Data lines:

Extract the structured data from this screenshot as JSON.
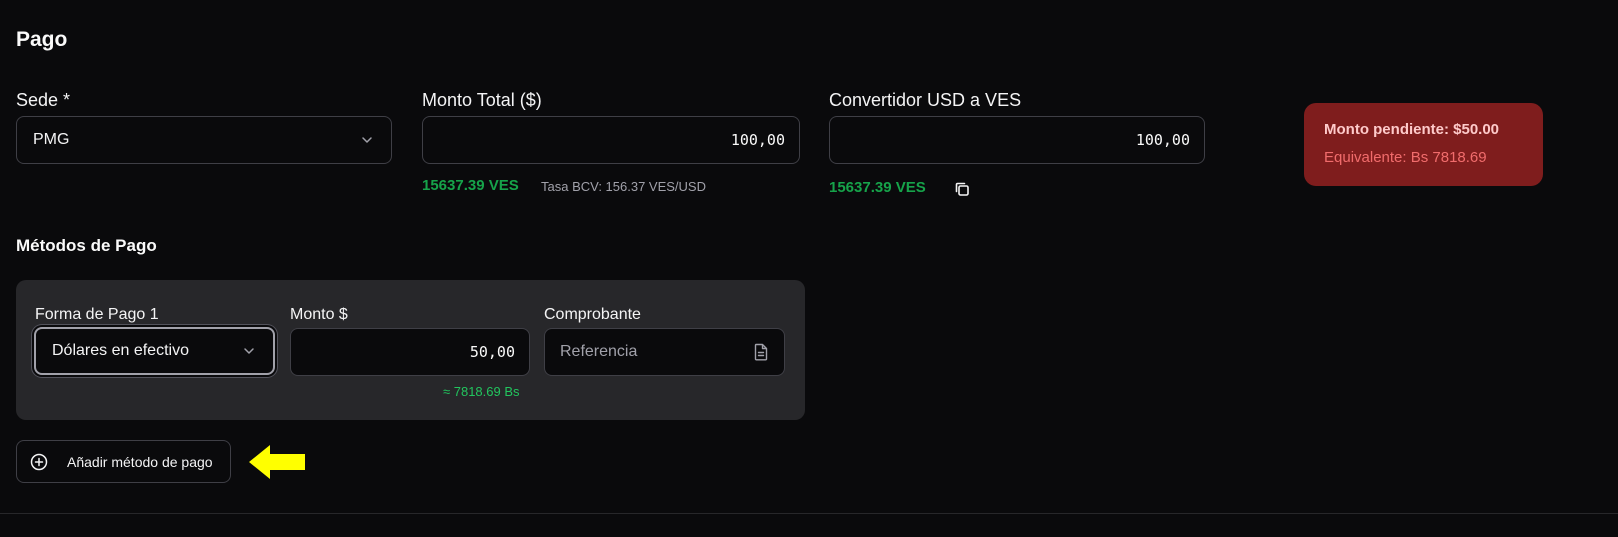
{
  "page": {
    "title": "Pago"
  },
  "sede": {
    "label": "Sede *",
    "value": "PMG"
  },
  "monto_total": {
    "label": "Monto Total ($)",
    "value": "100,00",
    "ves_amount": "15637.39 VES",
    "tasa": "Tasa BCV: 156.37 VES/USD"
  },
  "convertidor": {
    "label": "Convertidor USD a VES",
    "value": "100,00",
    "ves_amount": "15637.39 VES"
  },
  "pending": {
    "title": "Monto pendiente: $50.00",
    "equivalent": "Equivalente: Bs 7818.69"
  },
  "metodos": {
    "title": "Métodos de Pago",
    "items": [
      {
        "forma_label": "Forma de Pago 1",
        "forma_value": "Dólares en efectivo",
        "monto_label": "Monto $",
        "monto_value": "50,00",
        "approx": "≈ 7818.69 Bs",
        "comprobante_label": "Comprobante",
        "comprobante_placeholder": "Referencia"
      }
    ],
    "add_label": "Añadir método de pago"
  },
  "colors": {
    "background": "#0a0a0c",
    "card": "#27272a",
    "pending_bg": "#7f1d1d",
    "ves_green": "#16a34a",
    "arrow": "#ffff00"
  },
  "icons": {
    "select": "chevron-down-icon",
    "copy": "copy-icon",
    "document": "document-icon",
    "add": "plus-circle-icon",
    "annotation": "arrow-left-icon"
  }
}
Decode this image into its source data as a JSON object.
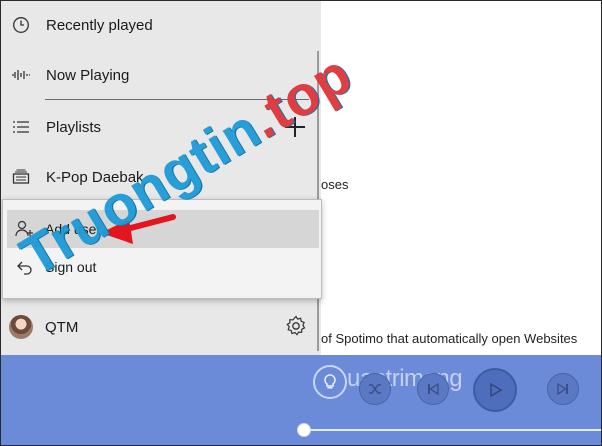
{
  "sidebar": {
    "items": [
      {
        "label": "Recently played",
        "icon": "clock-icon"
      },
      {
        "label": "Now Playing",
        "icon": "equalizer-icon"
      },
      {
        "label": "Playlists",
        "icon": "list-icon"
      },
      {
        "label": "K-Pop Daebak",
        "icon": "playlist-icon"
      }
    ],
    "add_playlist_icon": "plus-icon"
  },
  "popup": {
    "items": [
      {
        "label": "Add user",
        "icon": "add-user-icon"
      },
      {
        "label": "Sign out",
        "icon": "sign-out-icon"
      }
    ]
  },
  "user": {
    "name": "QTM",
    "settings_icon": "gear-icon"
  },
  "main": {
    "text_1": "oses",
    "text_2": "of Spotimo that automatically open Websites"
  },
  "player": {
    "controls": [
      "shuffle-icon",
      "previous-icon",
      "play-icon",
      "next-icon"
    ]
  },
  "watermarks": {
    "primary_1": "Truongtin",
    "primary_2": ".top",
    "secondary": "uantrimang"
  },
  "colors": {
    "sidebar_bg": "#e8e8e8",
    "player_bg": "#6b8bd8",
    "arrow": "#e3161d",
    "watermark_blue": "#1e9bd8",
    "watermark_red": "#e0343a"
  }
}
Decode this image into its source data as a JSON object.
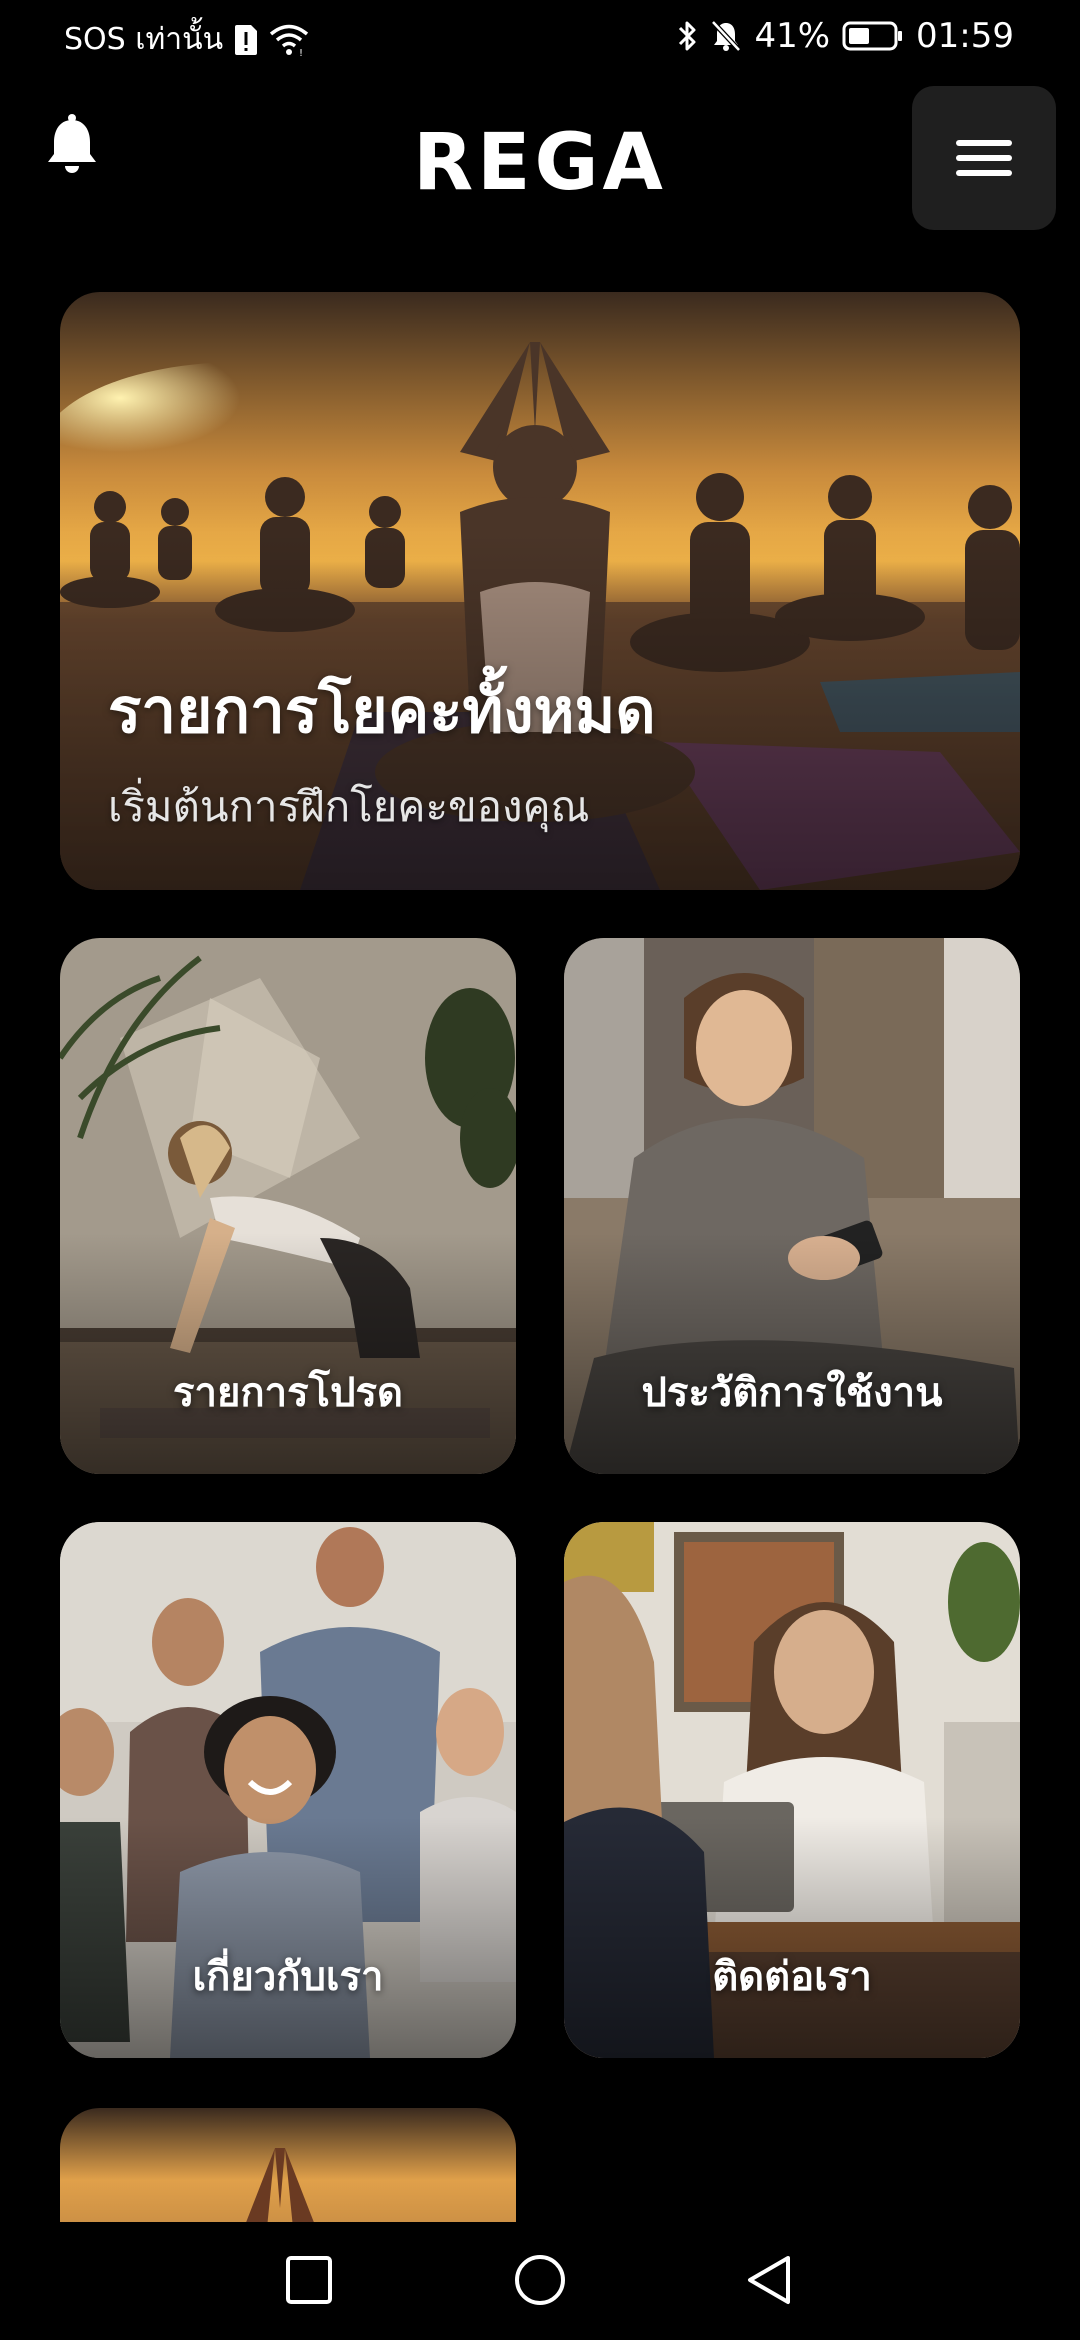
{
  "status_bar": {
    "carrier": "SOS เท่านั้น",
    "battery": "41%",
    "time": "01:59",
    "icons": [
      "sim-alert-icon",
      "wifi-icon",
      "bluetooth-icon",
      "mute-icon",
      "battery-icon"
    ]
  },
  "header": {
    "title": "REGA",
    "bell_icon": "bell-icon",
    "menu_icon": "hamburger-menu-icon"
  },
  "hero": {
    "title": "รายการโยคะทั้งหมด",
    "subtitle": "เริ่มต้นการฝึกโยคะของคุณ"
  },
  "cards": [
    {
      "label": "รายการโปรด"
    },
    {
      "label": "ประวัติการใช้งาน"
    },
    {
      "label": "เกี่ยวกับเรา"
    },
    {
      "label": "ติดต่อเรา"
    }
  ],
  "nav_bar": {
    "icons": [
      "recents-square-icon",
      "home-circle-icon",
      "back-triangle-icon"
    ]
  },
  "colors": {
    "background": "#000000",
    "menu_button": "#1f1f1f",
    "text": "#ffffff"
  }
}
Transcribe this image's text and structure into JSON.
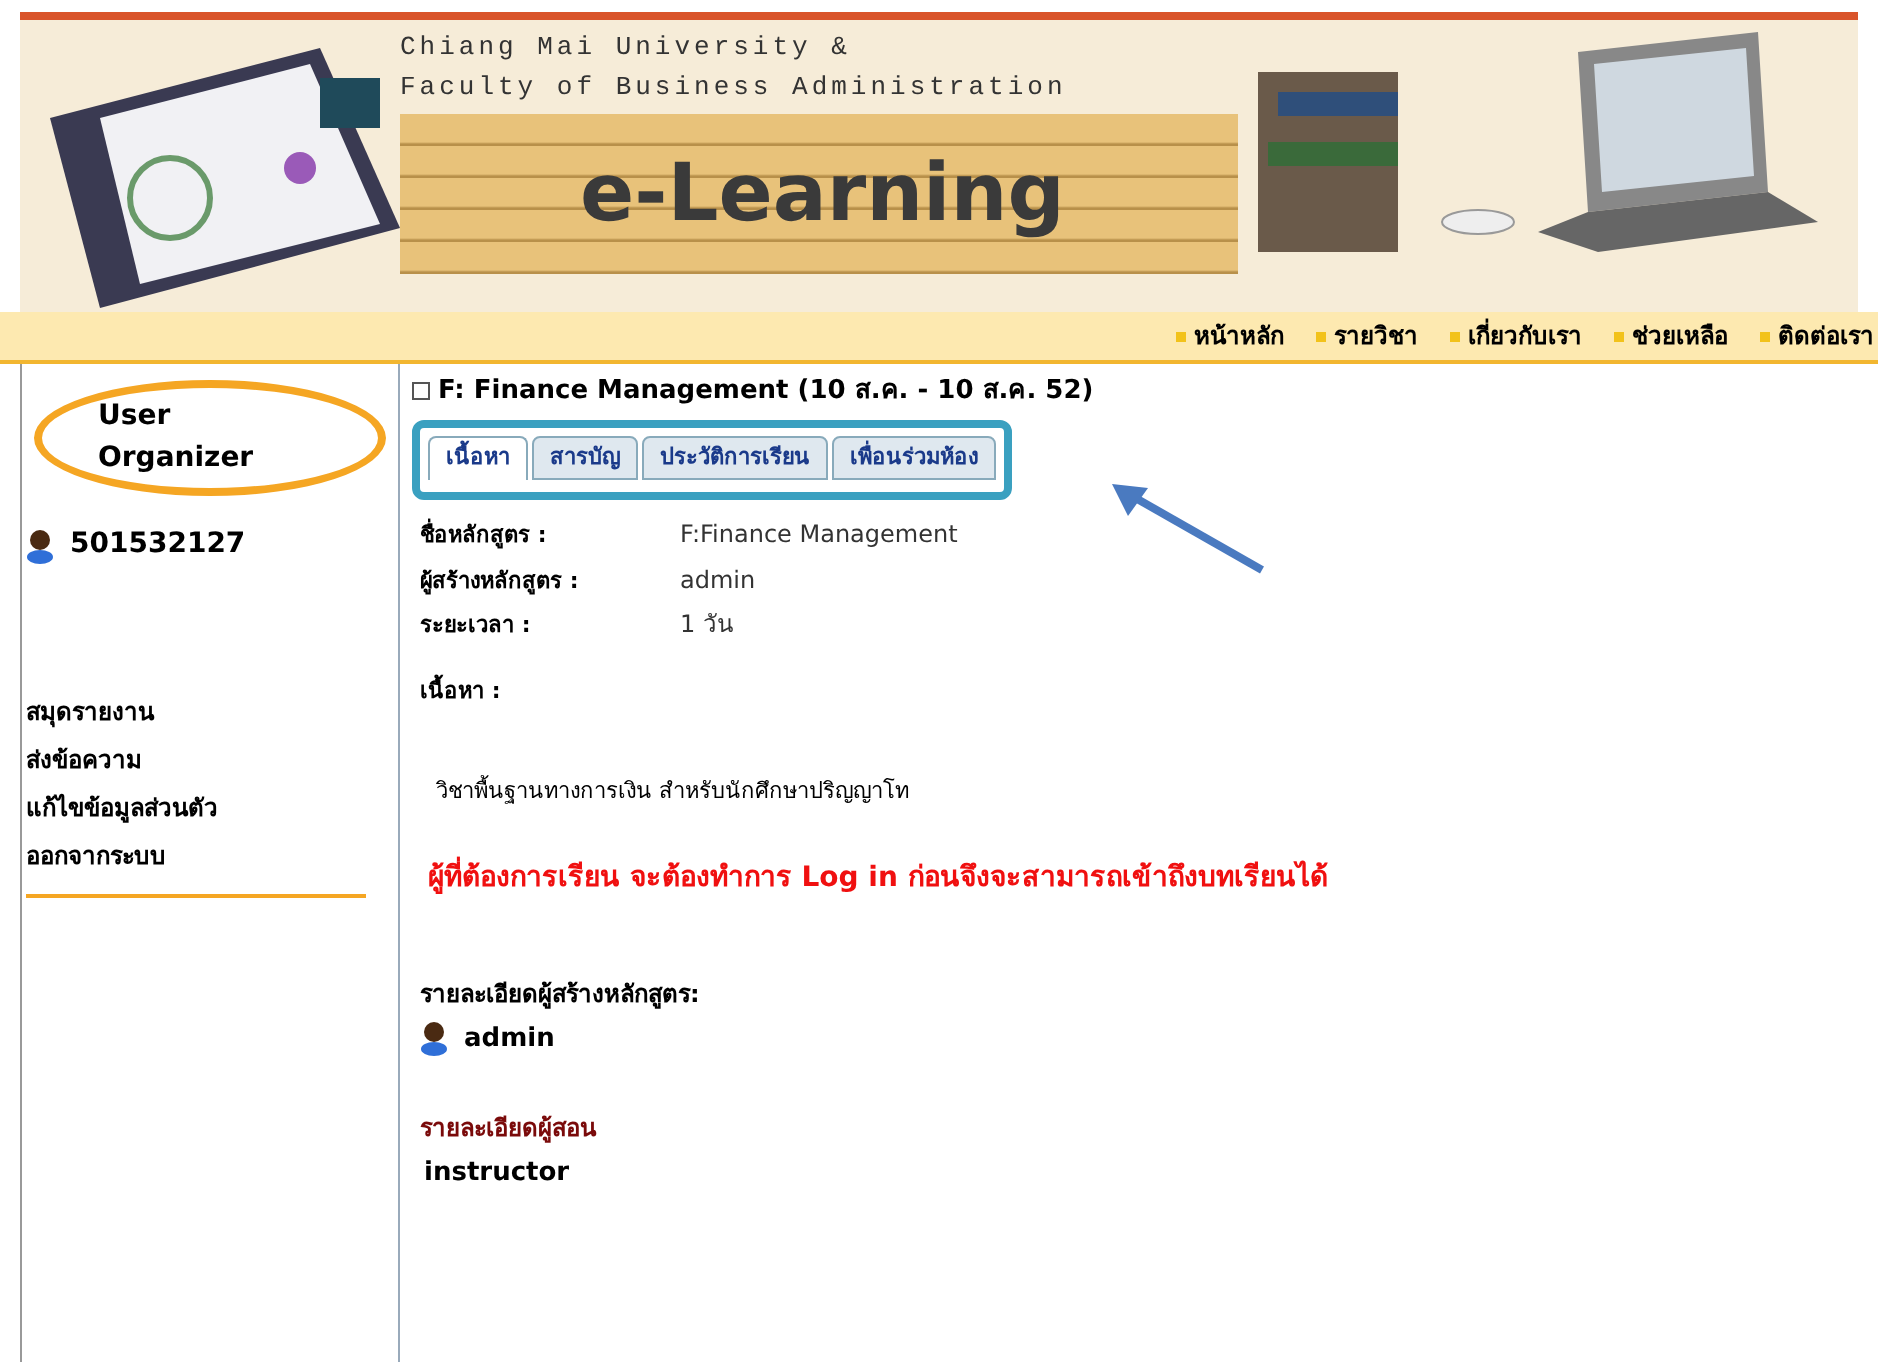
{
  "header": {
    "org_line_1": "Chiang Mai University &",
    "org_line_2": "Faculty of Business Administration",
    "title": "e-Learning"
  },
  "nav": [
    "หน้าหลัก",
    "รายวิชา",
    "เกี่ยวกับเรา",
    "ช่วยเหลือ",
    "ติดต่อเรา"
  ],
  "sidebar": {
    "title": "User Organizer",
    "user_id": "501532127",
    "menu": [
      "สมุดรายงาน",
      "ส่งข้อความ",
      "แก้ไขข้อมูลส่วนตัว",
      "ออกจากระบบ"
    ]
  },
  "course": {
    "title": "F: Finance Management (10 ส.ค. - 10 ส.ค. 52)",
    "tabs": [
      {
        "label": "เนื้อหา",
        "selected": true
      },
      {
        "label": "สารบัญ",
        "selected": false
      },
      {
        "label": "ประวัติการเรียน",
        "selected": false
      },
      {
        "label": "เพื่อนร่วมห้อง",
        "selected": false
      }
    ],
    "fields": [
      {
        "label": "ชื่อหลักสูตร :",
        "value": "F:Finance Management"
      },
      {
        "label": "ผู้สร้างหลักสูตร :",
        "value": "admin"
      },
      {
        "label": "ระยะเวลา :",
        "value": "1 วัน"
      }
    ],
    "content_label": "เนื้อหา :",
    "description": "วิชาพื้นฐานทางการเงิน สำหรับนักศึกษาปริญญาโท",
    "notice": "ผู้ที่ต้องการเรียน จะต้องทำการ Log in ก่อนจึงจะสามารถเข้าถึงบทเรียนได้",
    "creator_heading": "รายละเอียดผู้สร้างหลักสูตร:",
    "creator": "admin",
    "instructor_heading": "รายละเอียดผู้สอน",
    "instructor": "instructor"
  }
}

Do this: Your task is to repeat the material above exactly, without its pictures.

Solution below:
Extract the structured data from this screenshot as JSON.
{
  "page": {
    "title": "Pago"
  },
  "sede": {
    "label": "Sede *",
    "value": "PMG"
  },
  "monto_total": {
    "label": "Monto Total ($)",
    "value": "100,00",
    "ves_amount": "15637.39 VES",
    "tasa": "Tasa BCV: 156.37 VES/USD"
  },
  "convertidor": {
    "label": "Convertidor USD a VES",
    "value": "100,00",
    "ves_amount": "15637.39 VES"
  },
  "pending": {
    "title": "Monto pendiente: $50.00",
    "equivalent": "Equivalente: Bs 7818.69"
  },
  "metodos": {
    "title": "Métodos de Pago",
    "items": [
      {
        "forma_label": "Forma de Pago 1",
        "forma_value": "Dólares en efectivo",
        "monto_label": "Monto $",
        "monto_value": "50,00",
        "approx": "≈ 7818.69 Bs",
        "comprobante_label": "Comprobante",
        "comprobante_placeholder": "Referencia"
      }
    ],
    "add_label": "Añadir método de pago"
  },
  "colors": {
    "background": "#0a0a0c",
    "card": "#27272a",
    "pending_bg": "#7f1d1d",
    "ves_green": "#16a34a",
    "arrow": "#ffff00"
  },
  "icons": {
    "select": "chevron-down-icon",
    "copy": "copy-icon",
    "document": "document-icon",
    "add": "plus-circle-icon",
    "annotation": "arrow-left-icon"
  }
}
Decode this image into its source data as a JSON object.
{
  "sidebar": {
    "items": [
      {
        "label": "Recently played",
        "icon": "clock-icon"
      },
      {
        "label": "Now Playing",
        "icon": "equalizer-icon"
      },
      {
        "label": "Playlists",
        "icon": "list-icon"
      },
      {
        "label": "K-Pop Daebak",
        "icon": "playlist-icon"
      }
    ],
    "add_playlist_icon": "plus-icon"
  },
  "popup": {
    "items": [
      {
        "label": "Add user",
        "icon": "add-user-icon"
      },
      {
        "label": "Sign out",
        "icon": "sign-out-icon"
      }
    ]
  },
  "user": {
    "name": "QTM",
    "settings_icon": "gear-icon"
  },
  "main": {
    "text_1": "oses",
    "text_2": "of Spotimo that automatically open Websites"
  },
  "player": {
    "controls": [
      "shuffle-icon",
      "previous-icon",
      "play-icon",
      "next-icon"
    ]
  },
  "watermarks": {
    "primary_1": "Truongtin",
    "primary_2": ".top",
    "secondary": "uantrimang"
  },
  "colors": {
    "sidebar_bg": "#e8e8e8",
    "player_bg": "#6b8bd8",
    "arrow": "#e3161d",
    "watermark_blue": "#1e9bd8",
    "watermark_red": "#e0343a"
  }
}
Decode this image into its source data as a JSON object.
{
  "status_bar": {
    "carrier": "SOS เท่านั้น",
    "battery": "41%",
    "time": "01:59",
    "icons": [
      "sim-alert-icon",
      "wifi-icon",
      "bluetooth-icon",
      "mute-icon",
      "battery-icon"
    ]
  },
  "header": {
    "title": "REGA",
    "bell_icon": "bell-icon",
    "menu_icon": "hamburger-menu-icon"
  },
  "hero": {
    "title": "รายการโยคะทั้งหมด",
    "subtitle": "เริ่มต้นการฝึกโยคะของคุณ"
  },
  "cards": [
    {
      "label": "รายการโปรด"
    },
    {
      "label": "ประวัติการใช้งาน"
    },
    {
      "label": "เกี่ยวกับเรา"
    },
    {
      "label": "ติดต่อเรา"
    }
  ],
  "nav_bar": {
    "icons": [
      "recents-square-icon",
      "home-circle-icon",
      "back-triangle-icon"
    ]
  },
  "colors": {
    "background": "#000000",
    "menu_button": "#1f1f1f",
    "text": "#ffffff"
  }
}
Transcribe this image's text and structure into JSON.
{
  "header": {
    "org_line_1": "Chiang Mai University &",
    "org_line_2": "Faculty of Business Administration",
    "title": "e-Learning"
  },
  "nav": [
    "หน้าหลัก",
    "รายวิชา",
    "เกี่ยวกับเรา",
    "ช่วยเหลือ",
    "ติดต่อเรา"
  ],
  "sidebar": {
    "title": "User Organizer",
    "user_id": "501532127",
    "menu": [
      "สมุดรายงาน",
      "ส่งข้อความ",
      "แก้ไขข้อมูลส่วนตัว",
      "ออกจากระบบ"
    ]
  },
  "course": {
    "title": "F: Finance Management (10 ส.ค. - 10 ส.ค. 52)",
    "tabs": [
      {
        "label": "เนื้อหา",
        "selected": true
      },
      {
        "label": "สารบัญ",
        "selected": false
      },
      {
        "label": "ประวัติการเรียน",
        "selected": false
      },
      {
        "label": "เพื่อนร่วมห้อง",
        "selected": false
      }
    ],
    "fields": [
      {
        "label": "ชื่อหลักสูตร :",
        "value": "F:Finance Management"
      },
      {
        "label": "ผู้สร้างหลักสูตร :",
        "value": "admin"
      },
      {
        "label": "ระยะเวลา :",
        "value": "1 วัน"
      }
    ],
    "content_label": "เนื้อหา :",
    "description": "วิชาพื้นฐานทางการเงิน สำหรับนักศึกษาปริญญาโท",
    "notice": "ผู้ที่ต้องการเรียน จะต้องทำการ Log in ก่อนจึงจะสามารถเข้าถึงบทเรียนได้",
    "creator_heading": "รายละเอียดผู้สร้างหลักสูตร:",
    "creator": "admin",
    "instructor_heading": "รายละเอียดผู้สอน",
    "instructor": "instructor"
  }
}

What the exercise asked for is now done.